■ Given task ■
Give every entry again, unchanged, and leave its images out.

■ Supplied entries ■
* * * * * * * * *
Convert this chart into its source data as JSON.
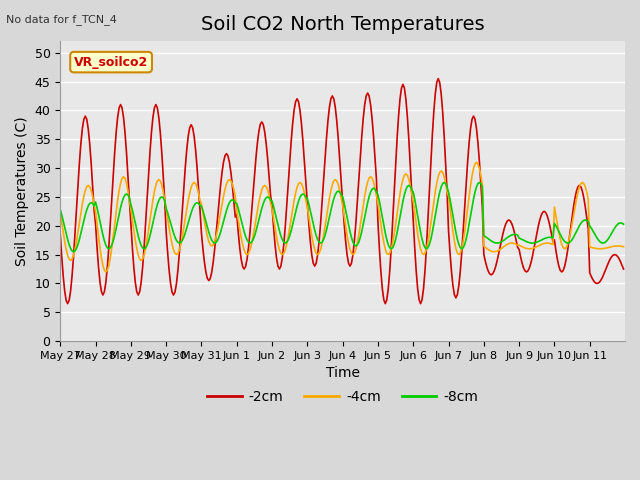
{
  "title": "Soil CO2 North Temperatures",
  "subtitle": "No data for f_TCN_4",
  "xlabel": "Time",
  "ylabel": "Soil Temperatures (C)",
  "ylim": [
    0,
    52
  ],
  "yticks": [
    0,
    5,
    10,
    15,
    20,
    25,
    30,
    35,
    40,
    45,
    50
  ],
  "x_labels": [
    "May 27",
    "May 28",
    "May 29",
    "May 30",
    "May 31",
    "Jun 1",
    "Jun 2",
    "Jun 3",
    "Jun 4",
    "Jun 5",
    "Jun 6",
    "Jun 7",
    "Jun 8",
    "Jun 9",
    "Jun 10",
    "Jun 11"
  ],
  "legend_label": "VR_soilco2",
  "series_labels": [
    "-2cm",
    "-4cm",
    "-8cm"
  ],
  "series_colors": [
    "#cc0000",
    "#ffaa00",
    "#00cc00"
  ],
  "background_color": "#d8d8d8",
  "plot_bg_color": "#e8e8e8",
  "grid_color": "#ffffff",
  "title_fontsize": 14,
  "label_fontsize": 10,
  "tick_fontsize": 9
}
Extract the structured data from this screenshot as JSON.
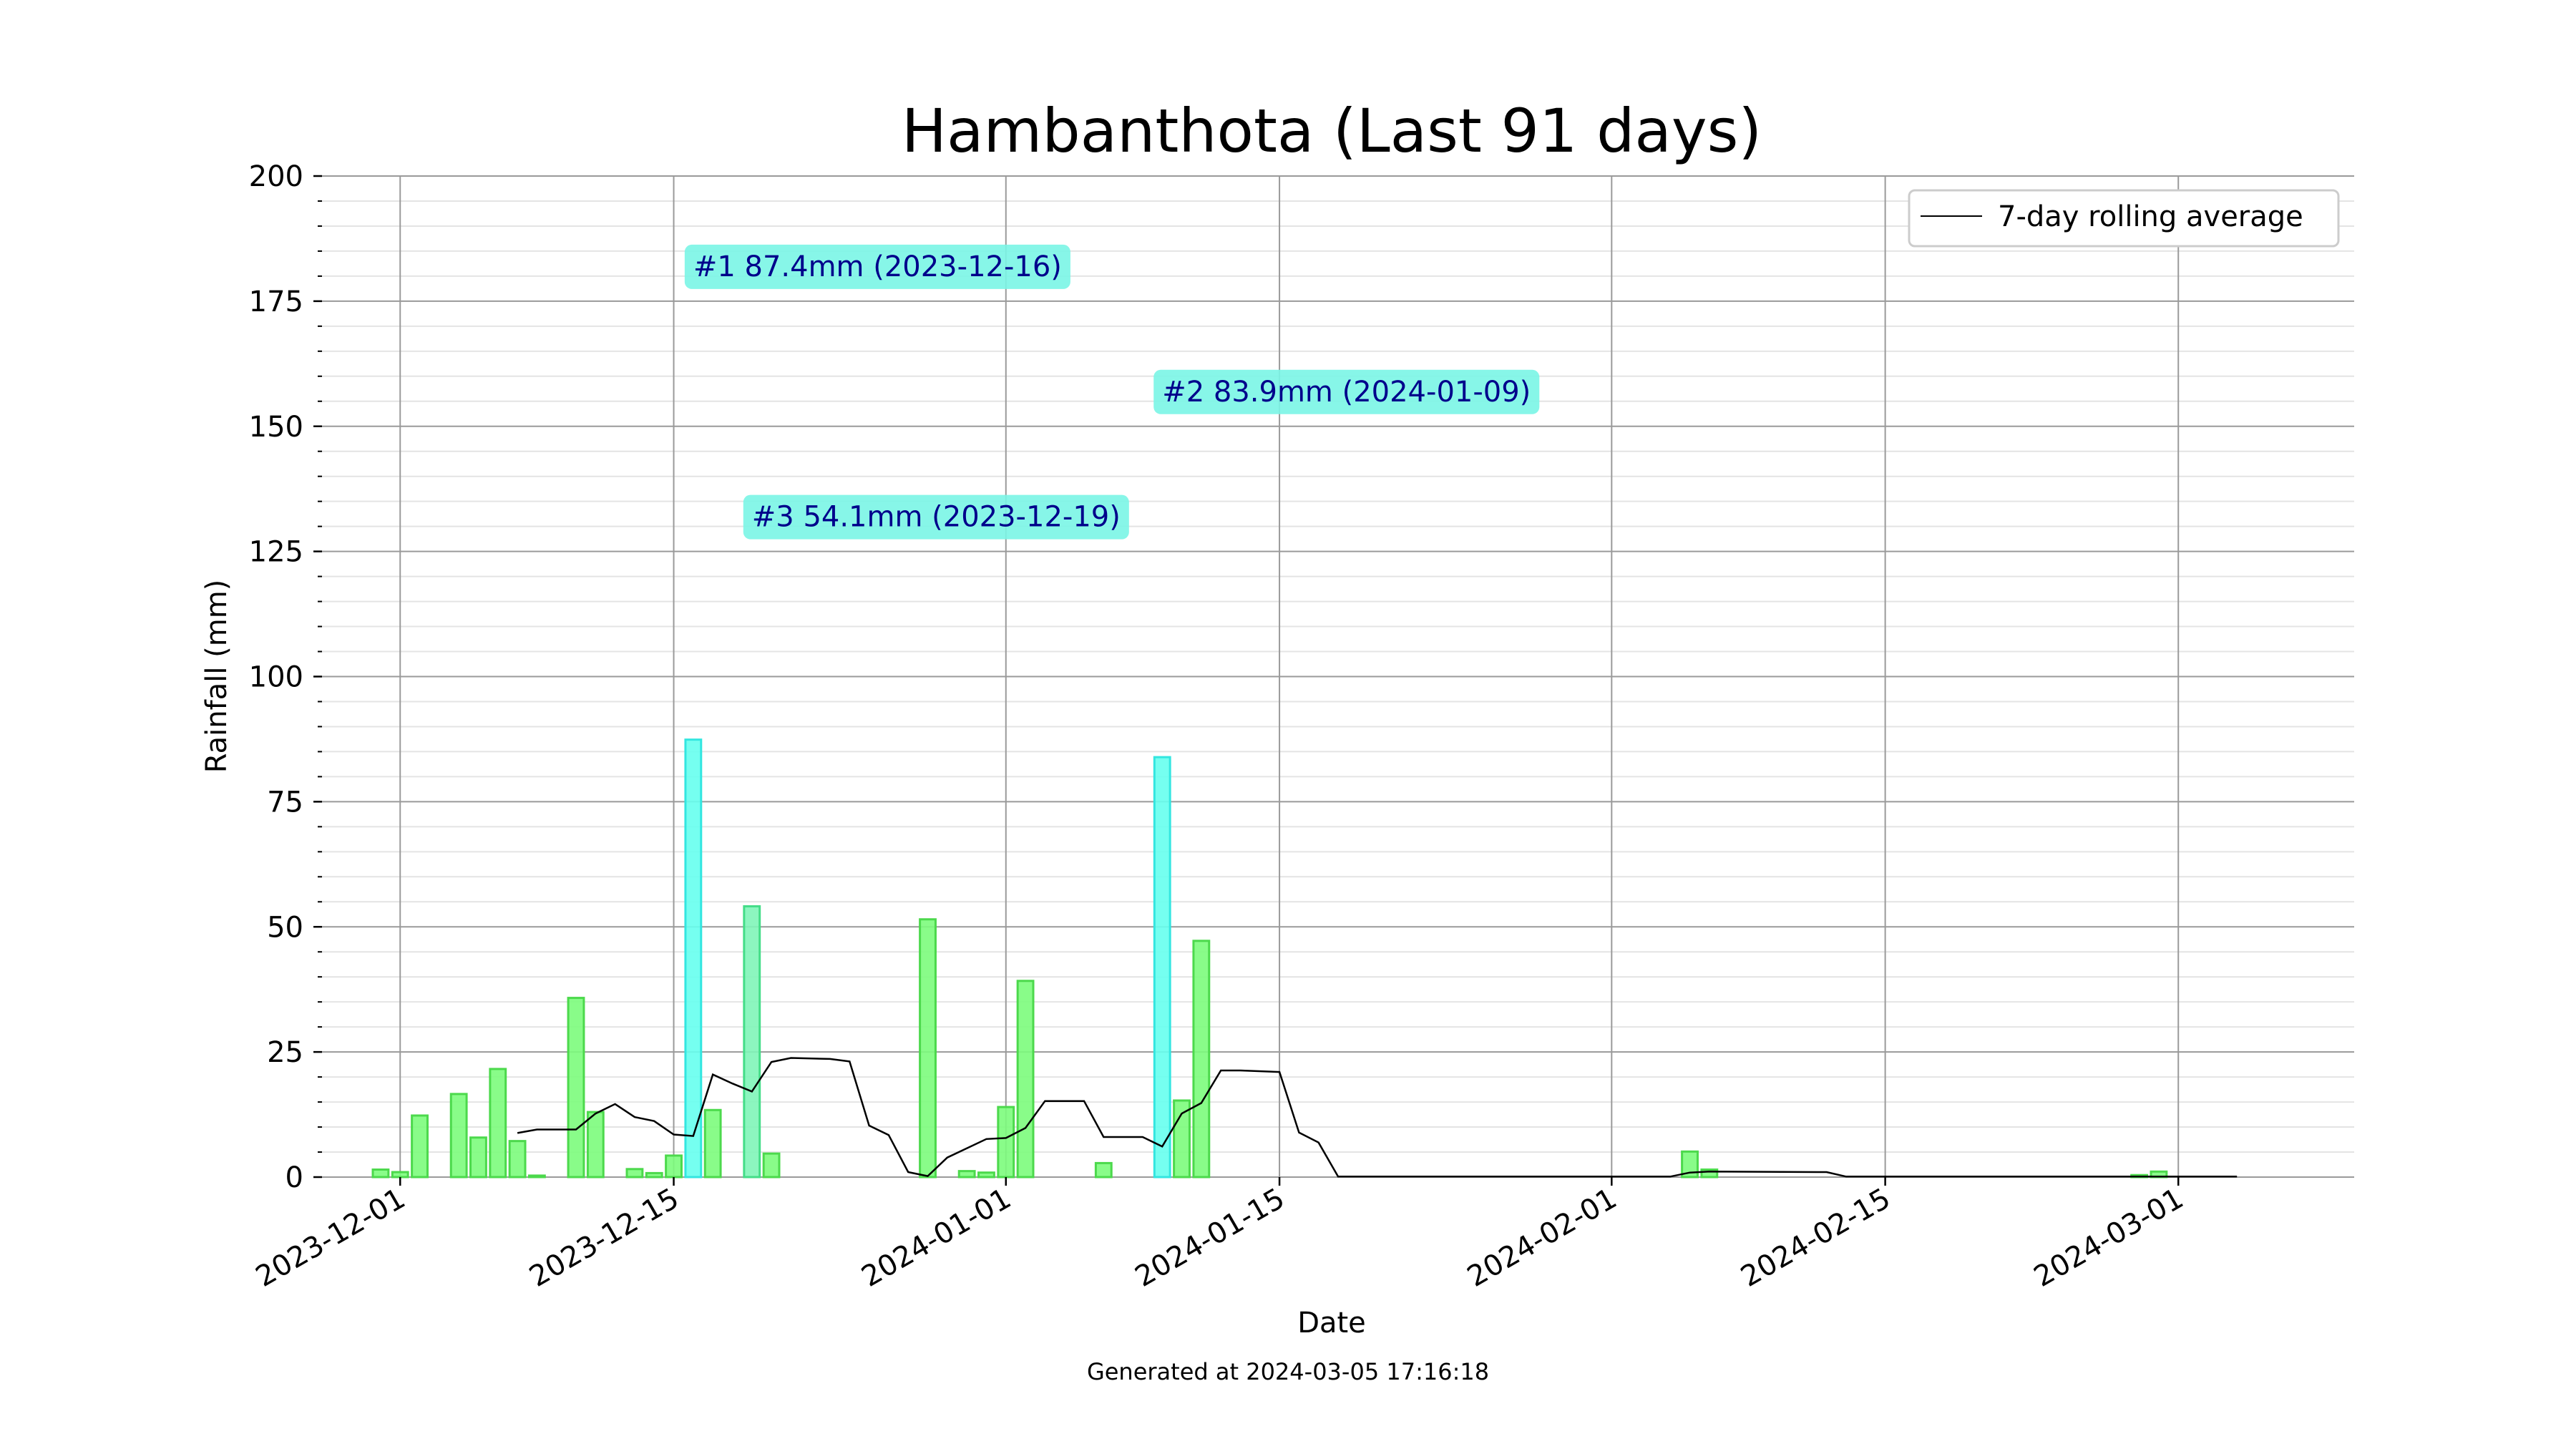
{
  "chart_data": {
    "type": "bar",
    "title": "Hambanthota (Last 91 days)",
    "xlabel": "Date",
    "ylabel": "Rainfall (mm)",
    "ylim": [
      0,
      200
    ],
    "xlim": [
      "2023-11-27",
      "2024-03-10"
    ],
    "yticks": [
      0,
      25,
      50,
      75,
      100,
      125,
      150,
      175,
      200
    ],
    "xticks": [
      "2023-12-01",
      "2023-12-15",
      "2024-01-01",
      "2024-01-15",
      "2024-02-01",
      "2024-02-15",
      "2024-03-01"
    ],
    "grid": true,
    "legend": {
      "position": "top-right",
      "entries": [
        "7-day rolling average"
      ]
    },
    "colors": {
      "bar": "#7cfc7c",
      "bar_edge": "#4cd94c",
      "highlight1": "#66ffee",
      "highlight3": "#7ff5b8",
      "annotation_box": "#7af5e6",
      "annotation_text": "#00008b",
      "line": "#000000"
    },
    "series": [
      {
        "name": "Rainfall (mm)",
        "x": [
          "2023-11-30",
          "2023-12-01",
          "2023-12-02",
          "2023-12-04",
          "2023-12-05",
          "2023-12-06",
          "2023-12-07",
          "2023-12-08",
          "2023-12-10",
          "2023-12-11",
          "2023-12-13",
          "2023-12-14",
          "2023-12-15",
          "2023-12-16",
          "2023-12-17",
          "2023-12-19",
          "2023-12-20",
          "2023-12-28",
          "2023-12-30",
          "2023-12-31",
          "2024-01-01",
          "2024-01-02",
          "2024-01-06",
          "2024-01-09",
          "2024-01-10",
          "2024-01-11",
          "2024-02-05",
          "2024-02-06",
          "2024-02-28",
          "2024-02-29"
        ],
        "values": [
          1.5,
          1.0,
          12.3,
          16.6,
          7.9,
          21.6,
          7.2,
          0.3,
          35.8,
          13.0,
          1.6,
          0.8,
          4.3,
          87.4,
          13.4,
          54.1,
          4.7,
          51.5,
          1.2,
          0.9,
          14.0,
          39.2,
          2.8,
          83.9,
          15.3,
          47.2,
          5.1,
          1.5,
          0.4,
          1.1
        ]
      },
      {
        "name": "7-day rolling average",
        "x": [
          "2023-12-07",
          "2023-12-08",
          "2023-12-10",
          "2023-12-11",
          "2023-12-12",
          "2023-12-13",
          "2023-12-14",
          "2023-12-15",
          "2023-12-16",
          "2023-12-17",
          "2023-12-18",
          "2023-12-19",
          "2023-12-20",
          "2023-12-21",
          "2023-12-23",
          "2023-12-24",
          "2023-12-25",
          "2023-12-26",
          "2023-12-27",
          "2023-12-28",
          "2023-12-29",
          "2023-12-31",
          "2024-01-01",
          "2024-01-02",
          "2024-01-03",
          "2024-01-05",
          "2024-01-06",
          "2024-01-08",
          "2024-01-09",
          "2024-01-10",
          "2024-01-11",
          "2024-01-12",
          "2024-01-13",
          "2024-01-15",
          "2024-01-16",
          "2024-01-17",
          "2024-01-18",
          "2024-02-04",
          "2024-02-05",
          "2024-02-06",
          "2024-02-12",
          "2024-02-13",
          "2024-03-04"
        ],
        "values": [
          8.8,
          9.5,
          9.5,
          12.7,
          14.6,
          12.0,
          11.2,
          8.5,
          8.2,
          20.5,
          18.7,
          17.1,
          23.0,
          23.8,
          23.6,
          23.1,
          10.3,
          8.4,
          1.0,
          0.2,
          3.9,
          7.6,
          7.8,
          9.8,
          15.2,
          15.2,
          8.0,
          8.0,
          6.1,
          12.7,
          14.8,
          21.3,
          21.3,
          21.0,
          8.9,
          6.9,
          0.1,
          0.1,
          0.9,
          1.1,
          1.0,
          0.1,
          0.1
        ]
      }
    ],
    "annotations": [
      {
        "label": "#1 87.4mm (2023-12-16)",
        "text_x": "2023-12-16",
        "text_y": 182
      },
      {
        "label": "#2 83.9mm (2024-01-09)",
        "text_x": "2024-01-09",
        "text_y": 157
      },
      {
        "label": "#3 54.1mm (2023-12-19)",
        "text_x": "2023-12-19",
        "text_y": 132
      }
    ],
    "highlights": [
      {
        "x": "2023-12-16",
        "rank": 1
      },
      {
        "x": "2024-01-09",
        "rank": 2
      },
      {
        "x": "2023-12-19",
        "rank": 3
      }
    ]
  },
  "footer": {
    "generated": "Generated at 2024-03-05 17:16:18"
  }
}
* * * * * * * * *
■ Reply ■
Convert this chart into its source data as JSON.
{
  "title": "Soil CO2 North Temperatures",
  "subtitle": "No data for f_TCN_4",
  "xlabel": "Time",
  "ylabel": "Soil Temperatures (C)",
  "ylim": [
    0,
    52
  ],
  "yticks": [
    0,
    5,
    10,
    15,
    20,
    25,
    30,
    35,
    40,
    45,
    50
  ],
  "x_labels": [
    "May 27",
    "May 28",
    "May 29",
    "May 30",
    "May 31",
    "Jun 1",
    "Jun 2",
    "Jun 3",
    "Jun 4",
    "Jun 5",
    "Jun 6",
    "Jun 7",
    "Jun 8",
    "Jun 9",
    "Jun 10",
    "Jun 11"
  ],
  "legend_label": "VR_soilco2",
  "series_labels": [
    "-2cm",
    "-4cm",
    "-8cm"
  ],
  "series_colors": [
    "#cc0000",
    "#ffaa00",
    "#00cc00"
  ],
  "background_color": "#d8d8d8",
  "plot_bg_color": "#e8e8e8",
  "grid_color": "#ffffff",
  "title_fontsize": 14,
  "label_fontsize": 10,
  "tick_fontsize": 9
}
Extract the structured data from this screenshot as JSON.
{
  "chart_data": {
    "type": "bar",
    "title": "Hambanthota (Last 91 days)",
    "xlabel": "Date",
    "ylabel": "Rainfall (mm)",
    "ylim": [
      0,
      200
    ],
    "xlim": [
      "2023-11-27",
      "2024-03-10"
    ],
    "yticks": [
      0,
      25,
      50,
      75,
      100,
      125,
      150,
      175,
      200
    ],
    "xticks": [
      "2023-12-01",
      "2023-12-15",
      "2024-01-01",
      "2024-01-15",
      "2024-02-01",
      "2024-02-15",
      "2024-03-01"
    ],
    "grid": true,
    "legend": {
      "position": "top-right",
      "entries": [
        "7-day rolling average"
      ]
    },
    "colors": {
      "bar": "#7cfc7c",
      "bar_edge": "#4cd94c",
      "highlight1": "#66ffee",
      "highlight3": "#7ff5b8",
      "annotation_box": "#7af5e6",
      "annotation_text": "#00008b",
      "line": "#000000"
    },
    "series": [
      {
        "name": "Rainfall (mm)",
        "x": [
          "2023-11-30",
          "2023-12-01",
          "2023-12-02",
          "2023-12-04",
          "2023-12-05",
          "2023-12-06",
          "2023-12-07",
          "2023-12-08",
          "2023-12-10",
          "2023-12-11",
          "2023-12-13",
          "2023-12-14",
          "2023-12-15",
          "2023-12-16",
          "2023-12-17",
          "2023-12-19",
          "2023-12-20",
          "2023-12-28",
          "2023-12-30",
          "2023-12-31",
          "2024-01-01",
          "2024-01-02",
          "2024-01-06",
          "2024-01-09",
          "2024-01-10",
          "2024-01-11",
          "2024-02-05",
          "2024-02-06",
          "2024-02-28",
          "2024-02-29"
        ],
        "values": [
          1.5,
          1.0,
          12.3,
          16.6,
          7.9,
          21.6,
          7.2,
          0.3,
          35.8,
          13.0,
          1.6,
          0.8,
          4.3,
          87.4,
          13.4,
          54.1,
          4.7,
          51.5,
          1.2,
          0.9,
          14.0,
          39.2,
          2.8,
          83.9,
          15.3,
          47.2,
          5.1,
          1.5,
          0.4,
          1.1
        ]
      },
      {
        "name": "7-day rolling average",
        "x": [
          "2023-12-07",
          "2023-12-08",
          "2023-12-10",
          "2023-12-11",
          "2023-12-12",
          "2023-12-13",
          "2023-12-14",
          "2023-12-15",
          "2023-12-16",
          "2023-12-17",
          "2023-12-18",
          "2023-12-19",
          "2023-12-20",
          "2023-12-21",
          "2023-12-23",
          "2023-12-24",
          "2023-12-25",
          "2023-12-26",
          "2023-12-27",
          "2023-12-28",
          "2023-12-29",
          "2023-12-31",
          "2024-01-01",
          "2024-01-02",
          "2024-01-03",
          "2024-01-05",
          "2024-01-06",
          "2024-01-08",
          "2024-01-09",
          "2024-01-10",
          "2024-01-11",
          "2024-01-12",
          "2024-01-13",
          "2024-01-15",
          "2024-01-16",
          "2024-01-17",
          "2024-01-18",
          "2024-02-04",
          "2024-02-05",
          "2024-02-06",
          "2024-02-12",
          "2024-02-13",
          "2024-03-04"
        ],
        "values": [
          8.8,
          9.5,
          9.5,
          12.7,
          14.6,
          12.0,
          11.2,
          8.5,
          8.2,
          20.5,
          18.7,
          17.1,
          23.0,
          23.8,
          23.6,
          23.1,
          10.3,
          8.4,
          1.0,
          0.2,
          3.9,
          7.6,
          7.8,
          9.8,
          15.2,
          15.2,
          8.0,
          8.0,
          6.1,
          12.7,
          14.8,
          21.3,
          21.3,
          21.0,
          8.9,
          6.9,
          0.1,
          0.1,
          0.9,
          1.1,
          1.0,
          0.1,
          0.1
        ]
      }
    ],
    "annotations": [
      {
        "label": "#1 87.4mm (2023-12-16)",
        "text_x": "2023-12-16",
        "text_y": 182
      },
      {
        "label": "#2 83.9mm (2024-01-09)",
        "text_x": "2024-01-09",
        "text_y": 157
      },
      {
        "label": "#3 54.1mm (2023-12-19)",
        "text_x": "2023-12-19",
        "text_y": 132
      }
    ],
    "highlights": [
      {
        "x": "2023-12-16",
        "rank": 1
      },
      {
        "x": "2024-01-09",
        "rank": 2
      },
      {
        "x": "2023-12-19",
        "rank": 3
      }
    ]
  },
  "footer": {
    "generated": "Generated at 2024-03-05 17:16:18"
  }
}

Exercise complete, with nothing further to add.